▶ [Given exercise]:
Return the number of lines holding "data", with nothing added.

─── Entries provided

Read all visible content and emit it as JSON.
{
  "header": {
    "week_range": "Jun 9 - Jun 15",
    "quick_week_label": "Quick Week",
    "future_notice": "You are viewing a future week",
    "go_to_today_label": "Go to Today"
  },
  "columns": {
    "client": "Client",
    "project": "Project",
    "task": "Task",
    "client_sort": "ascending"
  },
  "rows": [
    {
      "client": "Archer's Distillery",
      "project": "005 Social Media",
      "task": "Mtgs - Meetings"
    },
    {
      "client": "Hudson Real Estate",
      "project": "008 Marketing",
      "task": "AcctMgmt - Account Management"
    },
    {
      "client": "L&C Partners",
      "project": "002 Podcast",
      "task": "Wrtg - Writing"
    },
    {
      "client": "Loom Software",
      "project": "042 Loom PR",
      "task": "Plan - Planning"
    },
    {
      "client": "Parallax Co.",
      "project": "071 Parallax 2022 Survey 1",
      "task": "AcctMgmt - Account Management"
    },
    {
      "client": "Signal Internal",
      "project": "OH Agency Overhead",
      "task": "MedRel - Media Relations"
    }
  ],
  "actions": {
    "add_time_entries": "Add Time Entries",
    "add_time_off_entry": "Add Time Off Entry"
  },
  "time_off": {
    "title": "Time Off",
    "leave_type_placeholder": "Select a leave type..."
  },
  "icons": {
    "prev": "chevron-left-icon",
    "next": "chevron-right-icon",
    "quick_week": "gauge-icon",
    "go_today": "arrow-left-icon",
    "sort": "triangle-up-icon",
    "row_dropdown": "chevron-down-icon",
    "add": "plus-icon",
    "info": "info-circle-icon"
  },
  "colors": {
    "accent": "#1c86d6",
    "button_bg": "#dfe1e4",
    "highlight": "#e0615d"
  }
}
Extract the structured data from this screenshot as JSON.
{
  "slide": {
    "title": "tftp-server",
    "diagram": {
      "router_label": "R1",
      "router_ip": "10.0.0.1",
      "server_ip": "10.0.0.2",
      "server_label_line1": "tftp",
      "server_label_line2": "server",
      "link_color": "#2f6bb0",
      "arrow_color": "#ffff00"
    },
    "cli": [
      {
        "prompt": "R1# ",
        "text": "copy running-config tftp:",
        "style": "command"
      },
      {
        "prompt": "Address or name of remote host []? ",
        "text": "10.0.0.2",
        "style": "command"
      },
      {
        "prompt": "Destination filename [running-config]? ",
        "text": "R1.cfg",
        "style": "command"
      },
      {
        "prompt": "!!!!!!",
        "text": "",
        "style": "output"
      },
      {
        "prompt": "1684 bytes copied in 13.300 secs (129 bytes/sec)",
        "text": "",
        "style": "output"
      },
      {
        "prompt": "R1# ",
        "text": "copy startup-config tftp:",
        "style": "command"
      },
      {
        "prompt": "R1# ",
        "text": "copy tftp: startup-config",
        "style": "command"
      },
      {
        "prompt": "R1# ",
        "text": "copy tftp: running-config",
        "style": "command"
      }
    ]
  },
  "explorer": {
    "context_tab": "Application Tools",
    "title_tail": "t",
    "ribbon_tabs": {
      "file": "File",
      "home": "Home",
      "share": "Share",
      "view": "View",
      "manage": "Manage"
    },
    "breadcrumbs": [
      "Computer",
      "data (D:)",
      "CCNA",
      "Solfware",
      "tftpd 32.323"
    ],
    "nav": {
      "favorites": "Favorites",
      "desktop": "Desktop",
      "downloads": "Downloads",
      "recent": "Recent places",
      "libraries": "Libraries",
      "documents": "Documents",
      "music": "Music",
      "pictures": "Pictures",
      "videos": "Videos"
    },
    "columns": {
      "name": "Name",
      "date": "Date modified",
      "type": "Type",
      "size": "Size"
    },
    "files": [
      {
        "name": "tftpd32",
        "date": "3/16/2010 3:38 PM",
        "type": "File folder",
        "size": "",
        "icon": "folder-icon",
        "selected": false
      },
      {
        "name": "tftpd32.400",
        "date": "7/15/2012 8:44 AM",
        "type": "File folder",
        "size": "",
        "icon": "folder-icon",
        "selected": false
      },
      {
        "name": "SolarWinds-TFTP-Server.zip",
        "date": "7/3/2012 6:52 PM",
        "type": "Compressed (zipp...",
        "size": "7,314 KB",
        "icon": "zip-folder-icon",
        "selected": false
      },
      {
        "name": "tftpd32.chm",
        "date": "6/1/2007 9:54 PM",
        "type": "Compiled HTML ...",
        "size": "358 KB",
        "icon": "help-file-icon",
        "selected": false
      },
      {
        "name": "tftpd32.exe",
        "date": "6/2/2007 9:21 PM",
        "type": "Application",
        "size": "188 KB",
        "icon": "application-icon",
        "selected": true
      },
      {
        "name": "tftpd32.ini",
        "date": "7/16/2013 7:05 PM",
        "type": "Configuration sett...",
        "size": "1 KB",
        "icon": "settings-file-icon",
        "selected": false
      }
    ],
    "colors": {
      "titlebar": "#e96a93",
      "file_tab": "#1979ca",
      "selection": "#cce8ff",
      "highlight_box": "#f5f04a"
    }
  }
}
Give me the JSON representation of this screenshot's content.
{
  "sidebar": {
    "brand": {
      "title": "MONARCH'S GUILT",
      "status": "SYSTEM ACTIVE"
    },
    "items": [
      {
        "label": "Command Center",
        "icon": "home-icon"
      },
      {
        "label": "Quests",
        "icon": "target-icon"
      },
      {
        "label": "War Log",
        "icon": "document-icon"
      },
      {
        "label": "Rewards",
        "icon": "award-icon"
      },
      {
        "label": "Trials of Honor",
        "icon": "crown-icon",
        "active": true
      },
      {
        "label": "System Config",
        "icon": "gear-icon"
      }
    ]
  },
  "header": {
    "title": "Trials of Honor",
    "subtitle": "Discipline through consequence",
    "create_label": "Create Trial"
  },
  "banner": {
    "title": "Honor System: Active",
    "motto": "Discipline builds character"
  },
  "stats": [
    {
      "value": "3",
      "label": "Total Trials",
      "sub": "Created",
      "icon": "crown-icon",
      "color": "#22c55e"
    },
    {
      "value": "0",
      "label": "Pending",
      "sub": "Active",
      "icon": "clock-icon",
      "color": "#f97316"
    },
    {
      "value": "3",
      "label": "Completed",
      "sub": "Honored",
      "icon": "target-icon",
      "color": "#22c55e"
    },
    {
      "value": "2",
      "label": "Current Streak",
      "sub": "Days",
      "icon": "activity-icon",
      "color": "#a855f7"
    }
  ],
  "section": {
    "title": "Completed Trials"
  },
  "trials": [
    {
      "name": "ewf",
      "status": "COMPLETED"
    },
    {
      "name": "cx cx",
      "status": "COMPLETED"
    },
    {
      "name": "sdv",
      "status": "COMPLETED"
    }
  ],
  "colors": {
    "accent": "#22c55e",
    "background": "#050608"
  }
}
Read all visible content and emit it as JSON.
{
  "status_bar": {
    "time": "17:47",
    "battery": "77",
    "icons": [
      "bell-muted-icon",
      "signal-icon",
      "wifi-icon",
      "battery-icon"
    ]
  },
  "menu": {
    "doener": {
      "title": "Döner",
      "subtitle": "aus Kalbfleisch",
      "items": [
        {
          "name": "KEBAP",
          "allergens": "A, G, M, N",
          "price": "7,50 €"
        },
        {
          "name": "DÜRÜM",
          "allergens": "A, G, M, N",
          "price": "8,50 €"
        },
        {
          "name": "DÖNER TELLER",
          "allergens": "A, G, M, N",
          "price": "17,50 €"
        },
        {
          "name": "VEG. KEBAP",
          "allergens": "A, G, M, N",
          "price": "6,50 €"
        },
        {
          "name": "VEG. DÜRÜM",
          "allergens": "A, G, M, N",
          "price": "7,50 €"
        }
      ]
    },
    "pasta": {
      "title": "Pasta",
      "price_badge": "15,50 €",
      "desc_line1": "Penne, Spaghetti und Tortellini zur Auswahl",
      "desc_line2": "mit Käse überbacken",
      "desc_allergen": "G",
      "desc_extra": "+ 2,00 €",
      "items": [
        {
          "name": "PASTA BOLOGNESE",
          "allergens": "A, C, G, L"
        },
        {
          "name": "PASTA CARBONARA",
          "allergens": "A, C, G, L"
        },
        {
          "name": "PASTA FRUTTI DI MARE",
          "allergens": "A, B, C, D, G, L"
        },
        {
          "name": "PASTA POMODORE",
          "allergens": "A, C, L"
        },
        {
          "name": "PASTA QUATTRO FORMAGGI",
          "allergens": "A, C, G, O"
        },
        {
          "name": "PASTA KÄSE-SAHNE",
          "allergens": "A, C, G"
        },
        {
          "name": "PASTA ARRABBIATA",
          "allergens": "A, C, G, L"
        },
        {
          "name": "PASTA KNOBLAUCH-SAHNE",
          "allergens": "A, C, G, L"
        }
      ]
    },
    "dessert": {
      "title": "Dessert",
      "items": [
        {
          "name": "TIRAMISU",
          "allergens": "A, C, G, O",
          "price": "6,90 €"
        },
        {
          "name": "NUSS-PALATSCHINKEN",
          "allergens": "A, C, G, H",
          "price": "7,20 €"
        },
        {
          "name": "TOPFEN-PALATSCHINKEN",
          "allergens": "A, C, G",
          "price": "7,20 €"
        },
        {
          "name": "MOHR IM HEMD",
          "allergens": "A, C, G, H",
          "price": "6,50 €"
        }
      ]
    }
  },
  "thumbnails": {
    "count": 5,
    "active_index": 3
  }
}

──────

▶ [Solution below]:
2